CONSIGNE A - Réécrivez le passage de l'article sur l'enflure verbale qui commence aux mots « Je la côtoie tous les jours, la » et s'arrête après « livreur de Montréal. », en remplaçant « livreur » par « camionneur ».
─── EXTRAIT CHOISI
Publié le 23 mai 2012

De l'enflure verbale grotesque


«La jeunesse québécoise.» Je la côtoie tous les... (PHOTO : SIMON SÉGUIN-BERTRAND, LE DROIT)
«La jeunesse québécoise.»
Je la côtoie tous les jours, la jeunesse québécoise,
laissez-moi vous dire qu'une bonne proportion de cette jeunesse
est totalement frustrée d'être associée au mouvement de grève étudiante.
PHOTO : SIMON SÉGUIN-BERTRAND, LE DROIT
 

Christian Larochelle
L'auteur est un livreur de Montréal.

La Presse

Wô les moteurs! Le vase a débordé quand j'ai entendu les réactions à l'adoption de la loi spéciale 78. L'enflure verbale, les exagérations grotesques, la manipulation des faits et le chantage: plus capable! Voici quelques perles entendues, ici et là.
──────
─── LIGNES
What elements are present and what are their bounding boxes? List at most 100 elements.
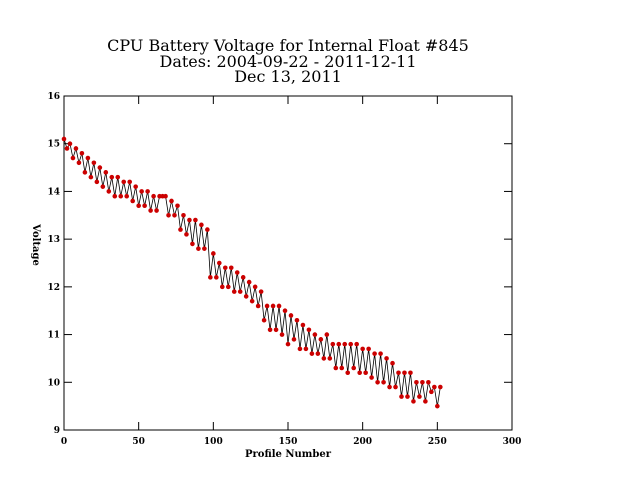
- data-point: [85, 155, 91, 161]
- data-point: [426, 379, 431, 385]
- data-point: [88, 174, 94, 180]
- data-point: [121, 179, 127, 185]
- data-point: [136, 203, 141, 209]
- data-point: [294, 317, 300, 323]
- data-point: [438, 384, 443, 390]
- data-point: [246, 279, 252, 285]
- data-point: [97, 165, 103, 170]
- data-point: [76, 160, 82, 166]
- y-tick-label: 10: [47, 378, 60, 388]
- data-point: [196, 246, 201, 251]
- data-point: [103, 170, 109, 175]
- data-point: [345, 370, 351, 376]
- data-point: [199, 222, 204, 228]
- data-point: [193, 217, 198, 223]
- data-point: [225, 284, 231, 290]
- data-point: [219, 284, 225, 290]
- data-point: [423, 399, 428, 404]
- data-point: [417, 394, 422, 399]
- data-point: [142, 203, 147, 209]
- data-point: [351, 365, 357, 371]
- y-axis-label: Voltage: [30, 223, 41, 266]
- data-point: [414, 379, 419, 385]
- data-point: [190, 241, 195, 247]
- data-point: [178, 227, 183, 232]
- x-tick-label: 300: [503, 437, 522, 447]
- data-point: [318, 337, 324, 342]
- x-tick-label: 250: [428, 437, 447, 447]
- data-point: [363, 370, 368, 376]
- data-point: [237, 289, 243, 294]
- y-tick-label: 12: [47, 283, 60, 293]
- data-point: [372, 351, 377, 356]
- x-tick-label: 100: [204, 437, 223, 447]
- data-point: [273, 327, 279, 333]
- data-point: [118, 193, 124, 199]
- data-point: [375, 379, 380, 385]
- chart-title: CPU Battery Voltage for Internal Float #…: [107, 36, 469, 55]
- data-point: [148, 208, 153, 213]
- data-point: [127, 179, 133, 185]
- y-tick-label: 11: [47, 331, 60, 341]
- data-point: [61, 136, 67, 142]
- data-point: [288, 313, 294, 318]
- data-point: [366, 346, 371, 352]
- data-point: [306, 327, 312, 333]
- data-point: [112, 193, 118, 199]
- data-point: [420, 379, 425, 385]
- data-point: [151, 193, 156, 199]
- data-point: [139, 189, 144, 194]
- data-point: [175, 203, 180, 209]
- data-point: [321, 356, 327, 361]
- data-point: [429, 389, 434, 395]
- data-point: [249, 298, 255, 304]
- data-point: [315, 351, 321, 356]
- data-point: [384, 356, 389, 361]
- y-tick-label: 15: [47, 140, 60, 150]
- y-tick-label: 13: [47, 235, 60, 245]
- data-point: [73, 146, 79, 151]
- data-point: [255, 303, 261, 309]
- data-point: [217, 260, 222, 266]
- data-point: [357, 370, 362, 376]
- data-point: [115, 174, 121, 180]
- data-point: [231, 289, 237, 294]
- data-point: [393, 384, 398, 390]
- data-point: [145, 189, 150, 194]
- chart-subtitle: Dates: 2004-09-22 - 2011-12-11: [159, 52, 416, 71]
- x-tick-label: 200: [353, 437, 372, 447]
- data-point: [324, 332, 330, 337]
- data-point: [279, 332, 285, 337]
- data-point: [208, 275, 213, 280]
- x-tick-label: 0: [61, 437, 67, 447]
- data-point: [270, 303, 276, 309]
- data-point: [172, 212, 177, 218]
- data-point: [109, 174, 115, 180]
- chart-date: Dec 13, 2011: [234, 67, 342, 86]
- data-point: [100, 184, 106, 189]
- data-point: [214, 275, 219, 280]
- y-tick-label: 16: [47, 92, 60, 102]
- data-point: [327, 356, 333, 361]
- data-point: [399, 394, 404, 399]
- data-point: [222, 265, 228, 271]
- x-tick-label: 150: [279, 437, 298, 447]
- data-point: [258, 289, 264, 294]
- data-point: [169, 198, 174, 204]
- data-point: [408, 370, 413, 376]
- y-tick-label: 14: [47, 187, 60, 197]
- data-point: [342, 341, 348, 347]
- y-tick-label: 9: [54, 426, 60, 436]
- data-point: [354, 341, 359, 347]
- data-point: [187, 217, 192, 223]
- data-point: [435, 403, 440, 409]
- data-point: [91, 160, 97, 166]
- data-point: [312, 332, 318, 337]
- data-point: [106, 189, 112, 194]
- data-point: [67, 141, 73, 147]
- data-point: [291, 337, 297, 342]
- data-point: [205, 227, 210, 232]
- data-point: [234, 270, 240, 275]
──────
CONSIGNE B - Présentez en tableau Markdown, avec les colonnes Numéro et Ligne de la liste, les lignes de la liste en commençant à celle qui contient « - data-point: [85, 155, 91, 161] » et en vous arrêtant après celle qui contient « - data-point: [97, 165, 103, 170] ». Omettez les lignes vides.

RÉPONSE RÉDIGÉE A -
Je la côtoie tous les jours, la jeunesse québécoise,
laissez-moi vous dire qu'une bonne proportion de cette jeunesse
est totalement frustrée d'être associée au mouvement de grève étudiante.
PHOTO : SIMON SÉGUIN-BERTRAND, LE DROIT
 

Christian Larochelle
L'auteur est un camionneur de Montréal.

RÉPONSE RÉDIGÉE B -
| Numéro | Ligne de la liste |
|---|---|
| 1 | - data-point: [85, 155, 91, 161] |
| 2 | - data-point: [426, 379, 431, 385] |
| 3 | - data-point: [88, 174, 94, 180] |
| 4 | - data-point: [121, 179, 127, 185] |
| 5 | - data-point: [136, 203, 141, 209] |
| 6 | - data-point: [294, 317, 300, 323] |
| 7 | - data-point: [438, 384, 443, 390] |
| 8 | - data-point: [246, 279, 252, 285] |
| 9 | - data-point: [97, 165, 103, 170] |